▸ **To do**
(A) For each statement, answer yes or no on whether it agrees with the piece on keeping urban hens below, and quote the deciding words of that piece exactly. (i) The writer has lived on a commercial chicken farm. (ii) Four chickens stink only when left in their own filth for months. (iii) The writer says Americans want to garden organically without hand-picking insects.
(B) Extend the piece on keeping urban hens below, picking up right after its final sentence.

Indeed they have. What sensible person equates having two domestic dogs to owning a kennel of yapping, stinking canines? Yet here are [presumably] intelligent people presenting the farmyards of their grandparents as a valid parallel to four urban hens.

The very illegal four- chicken coop at the bottom of my old vegetable garden.

The very illegal four- chicken coop at the bottom of my old vegetable garden.

I have lived with both country and city chickens, though never, thankfully, on a commercial chicken farm, where thousands of chickens live their short, brutal lives in ignominy – the taste of fresh insects and succulent blades of grass merely a consummation devoutly to be wished.

Four chickens do not stink unless you are so devoid of common sense that you leave them in their own filth for months. In which case, you are also most unlikely to clean your house, your yard, or indeed, your own person, and you already have seven citations to your name and the marked censure of your neighbors.

For all our dreams of living greener, more connected lives, our wrinkled American noses betray the fact that we are happiest when the trappings of said life come from a marketing department. We want raffia ties around brown paper packages of environmentally-sound guilt-free consumerism. We want to compost – without counter-top scrap buckets. We want to garden organically – without hand-picking insects. We want to eat sustainably – in top-notch restaurants whose seductively clever menus appeal to our consciences and our taste buds.

▸ **Given material**
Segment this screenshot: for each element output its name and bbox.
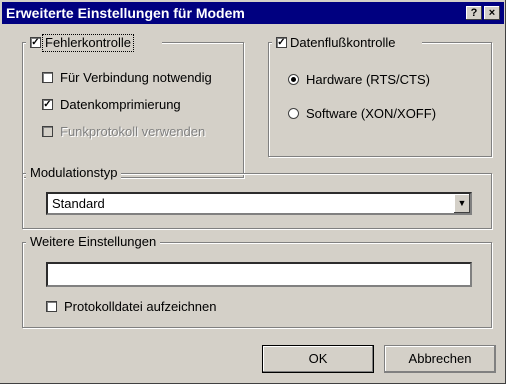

▸ **Answers for this exercise**
(A)
(i) No: "though never, thankfully, on a commercial chicken farm"
(ii) Yes: "Four chickens do not stink unless you are so devoid of common sense that you leave them in their own filth for months."
(iii) Yes: "We want to garden organically – without hand-picking insects."

(B)
The very legal 24 chicken coop with attendant guineas at the new digs.

The very legal 24 chicken coop with attendant guineas at the new digs.

I once offered my city eggs from city hens to a city friend. She refused, citing her familiarity with the chickens in question, and wasn’t that a little gross? I didn’t know how to answer this otherwise environmentally-aware politically-active soccer-mom. Where on earth did she think an egg came from?

Much better, apparently, that the Magic Hens of the organic battery send them with Merlin the happy organic trucker in his enchanted 18 wheel diesel truck. ‘Organic’ and ‘sustainable’ being fabulous words when used in moderation.

Put aside your fantasies and prejudices and open your minds. If you are a gardener – particularly an organic one, chickens in the backyard are one of the smartest, most sustainable systems you can implement.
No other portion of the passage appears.